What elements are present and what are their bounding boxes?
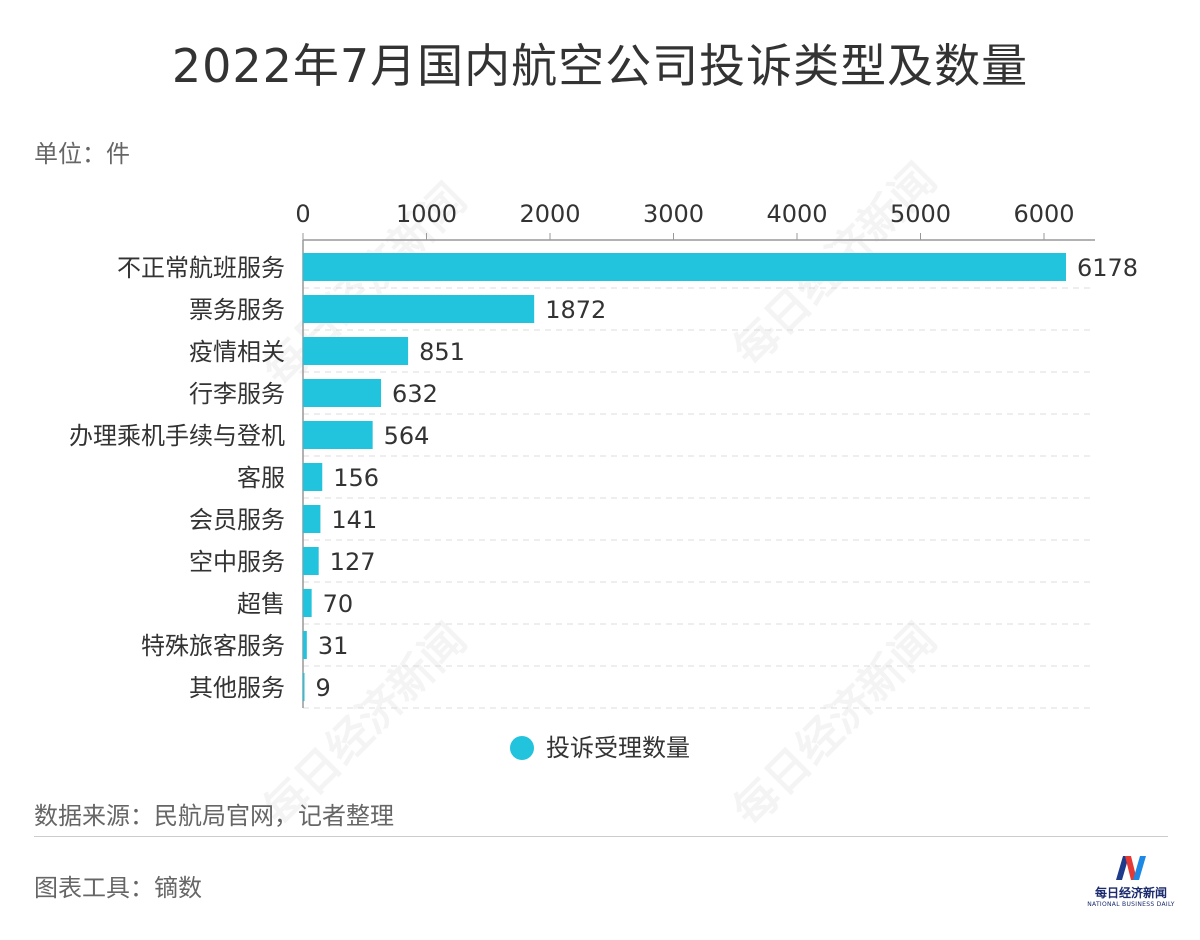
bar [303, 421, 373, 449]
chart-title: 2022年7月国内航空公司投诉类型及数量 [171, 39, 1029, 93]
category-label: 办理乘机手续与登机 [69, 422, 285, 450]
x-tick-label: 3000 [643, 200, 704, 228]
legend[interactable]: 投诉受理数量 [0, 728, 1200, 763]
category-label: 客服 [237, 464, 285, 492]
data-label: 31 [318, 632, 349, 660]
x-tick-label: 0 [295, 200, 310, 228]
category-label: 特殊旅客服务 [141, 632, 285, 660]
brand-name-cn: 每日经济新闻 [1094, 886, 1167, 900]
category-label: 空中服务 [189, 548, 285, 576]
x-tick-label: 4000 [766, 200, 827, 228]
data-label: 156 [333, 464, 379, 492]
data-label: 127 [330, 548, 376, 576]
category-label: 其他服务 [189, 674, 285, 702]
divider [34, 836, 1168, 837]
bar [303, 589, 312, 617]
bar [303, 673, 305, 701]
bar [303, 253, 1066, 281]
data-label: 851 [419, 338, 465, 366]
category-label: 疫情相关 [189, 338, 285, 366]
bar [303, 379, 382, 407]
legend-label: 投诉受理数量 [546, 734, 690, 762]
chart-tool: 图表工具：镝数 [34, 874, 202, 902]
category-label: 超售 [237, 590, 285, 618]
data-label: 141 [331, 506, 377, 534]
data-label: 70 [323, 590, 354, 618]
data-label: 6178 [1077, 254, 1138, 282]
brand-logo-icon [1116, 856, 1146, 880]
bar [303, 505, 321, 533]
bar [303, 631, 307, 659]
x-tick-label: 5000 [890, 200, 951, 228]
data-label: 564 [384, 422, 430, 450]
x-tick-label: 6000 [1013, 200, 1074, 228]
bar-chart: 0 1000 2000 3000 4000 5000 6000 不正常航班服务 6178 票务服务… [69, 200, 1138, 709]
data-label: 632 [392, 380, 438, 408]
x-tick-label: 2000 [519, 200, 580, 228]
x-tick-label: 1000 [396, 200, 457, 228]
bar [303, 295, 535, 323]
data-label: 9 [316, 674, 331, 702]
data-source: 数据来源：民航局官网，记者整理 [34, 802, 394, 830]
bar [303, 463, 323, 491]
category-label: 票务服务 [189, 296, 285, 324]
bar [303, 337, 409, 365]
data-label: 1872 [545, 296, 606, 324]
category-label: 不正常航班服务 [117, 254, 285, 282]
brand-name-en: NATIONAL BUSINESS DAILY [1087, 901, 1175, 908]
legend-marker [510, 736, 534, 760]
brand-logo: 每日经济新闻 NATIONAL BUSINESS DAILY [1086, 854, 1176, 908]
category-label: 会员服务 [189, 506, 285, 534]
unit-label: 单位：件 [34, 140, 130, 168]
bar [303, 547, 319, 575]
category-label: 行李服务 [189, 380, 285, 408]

※

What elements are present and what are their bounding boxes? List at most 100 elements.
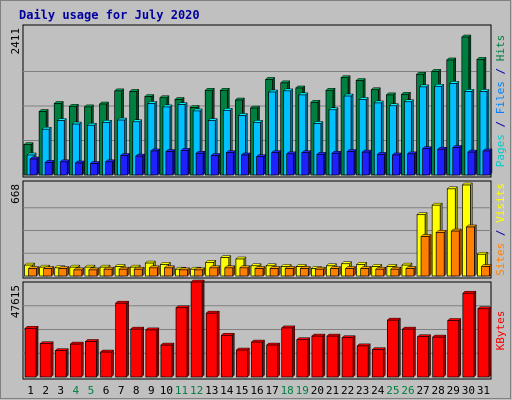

※

__To do__: Count the lines in the material above that contain the string "brand", and reply with the number alone.

__Answer__: 4